- [Problem] Look through the records below and collect all lines that hold the string "group".

- [Material for the task]

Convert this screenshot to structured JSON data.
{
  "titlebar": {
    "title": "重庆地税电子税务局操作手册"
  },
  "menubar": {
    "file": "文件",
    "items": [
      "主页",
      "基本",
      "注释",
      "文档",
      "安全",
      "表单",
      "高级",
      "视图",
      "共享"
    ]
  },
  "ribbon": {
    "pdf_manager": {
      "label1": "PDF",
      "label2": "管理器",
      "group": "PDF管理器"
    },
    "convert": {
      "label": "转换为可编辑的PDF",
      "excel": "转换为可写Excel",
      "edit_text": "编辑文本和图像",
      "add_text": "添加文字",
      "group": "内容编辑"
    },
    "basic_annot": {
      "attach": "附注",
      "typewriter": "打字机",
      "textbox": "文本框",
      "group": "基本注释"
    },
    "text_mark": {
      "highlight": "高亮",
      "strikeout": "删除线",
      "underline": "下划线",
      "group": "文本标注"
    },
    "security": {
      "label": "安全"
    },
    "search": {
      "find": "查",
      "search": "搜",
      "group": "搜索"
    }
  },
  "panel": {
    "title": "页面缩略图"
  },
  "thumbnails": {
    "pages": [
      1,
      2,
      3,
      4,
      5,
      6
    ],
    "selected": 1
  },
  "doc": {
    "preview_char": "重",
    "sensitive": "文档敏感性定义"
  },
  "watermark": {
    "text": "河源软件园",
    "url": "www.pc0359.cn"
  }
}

- [Exercise output]
      "group": "PDF管理器"
      "group": "内容编辑"
      "group": "基本注释"
      "group": "文本标注"
      "group": "搜索"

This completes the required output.